----- Material for the task -----
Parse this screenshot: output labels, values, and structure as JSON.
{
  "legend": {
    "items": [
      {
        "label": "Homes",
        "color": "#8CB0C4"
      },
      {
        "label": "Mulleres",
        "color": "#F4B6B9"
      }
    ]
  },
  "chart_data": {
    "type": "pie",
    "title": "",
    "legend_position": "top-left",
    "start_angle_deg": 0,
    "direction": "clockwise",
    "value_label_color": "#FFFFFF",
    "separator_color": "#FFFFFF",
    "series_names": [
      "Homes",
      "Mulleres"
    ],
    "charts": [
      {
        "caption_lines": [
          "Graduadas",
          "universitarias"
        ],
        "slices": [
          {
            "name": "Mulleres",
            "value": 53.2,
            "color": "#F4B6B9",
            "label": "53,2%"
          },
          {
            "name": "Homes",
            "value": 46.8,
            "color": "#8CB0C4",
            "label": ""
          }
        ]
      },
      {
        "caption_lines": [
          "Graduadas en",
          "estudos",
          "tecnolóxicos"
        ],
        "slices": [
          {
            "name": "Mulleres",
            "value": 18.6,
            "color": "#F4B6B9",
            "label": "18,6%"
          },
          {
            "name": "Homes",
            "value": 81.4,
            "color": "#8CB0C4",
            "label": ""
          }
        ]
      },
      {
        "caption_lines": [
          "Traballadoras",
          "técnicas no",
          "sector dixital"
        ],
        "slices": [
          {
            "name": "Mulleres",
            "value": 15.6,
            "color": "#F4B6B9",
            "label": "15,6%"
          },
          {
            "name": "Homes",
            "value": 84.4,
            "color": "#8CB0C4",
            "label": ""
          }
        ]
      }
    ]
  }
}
-----
* **Exercise brief**: Each entry above is to be printed again exactly.

* **Worked answer**:
Parse this screenshot: output labels, values, and structure as JSON.
{
  "legend": {
    "items": [
      {
        "label": "Homes",
        "color": "#8CB0C4"
      },
      {
        "label": "Mulleres",
        "color": "#F4B6B9"
      }
    ]
  },
  "chart_data": {
    "type": "pie",
    "title": "",
    "legend_position": "top-left",
    "start_angle_deg": 0,
    "direction": "clockwise",
    "value_label_color": "#FFFFFF",
    "separator_color": "#FFFFFF",
    "series_names": [
      "Homes",
      "Mulleres"
    ],
    "charts": [
      {
        "caption_lines": [
          "Graduadas",
          "universitarias"
        ],
        "slices": [
          {
            "name": "Mulleres",
            "value": 53.2,
            "color": "#F4B6B9",
            "label": "53,2%"
          },
          {
            "name": "Homes",
            "value": 46.8,
            "color": "#8CB0C4",
            "label": ""
          }
        ]
      },
      {
        "caption_lines": [
          "Graduadas en",
          "estudos",
          "tecnolóxicos"
        ],
        "slices": [
          {
            "name": "Mulleres",
            "value": 18.6,
            "color": "#F4B6B9",
            "label": "18,6%"
          },
          {
            "name": "Homes",
            "value": 81.4,
            "color": "#8CB0C4",
            "label": ""
          }
        ]
      },
      {
        "caption_lines": [
          "Traballadoras",
          "técnicas no",
          "sector dixital"
        ],
        "slices": [
          {
            "name": "Mulleres",
            "value": 15.6,
            "color": "#F4B6B9",
            "label": "15,6%"
          },
          {
            "name": "Homes",
            "value": 84.4,
            "color": "#8CB0C4",
            "label": ""
          }
        ]
      }
    ]
  }
}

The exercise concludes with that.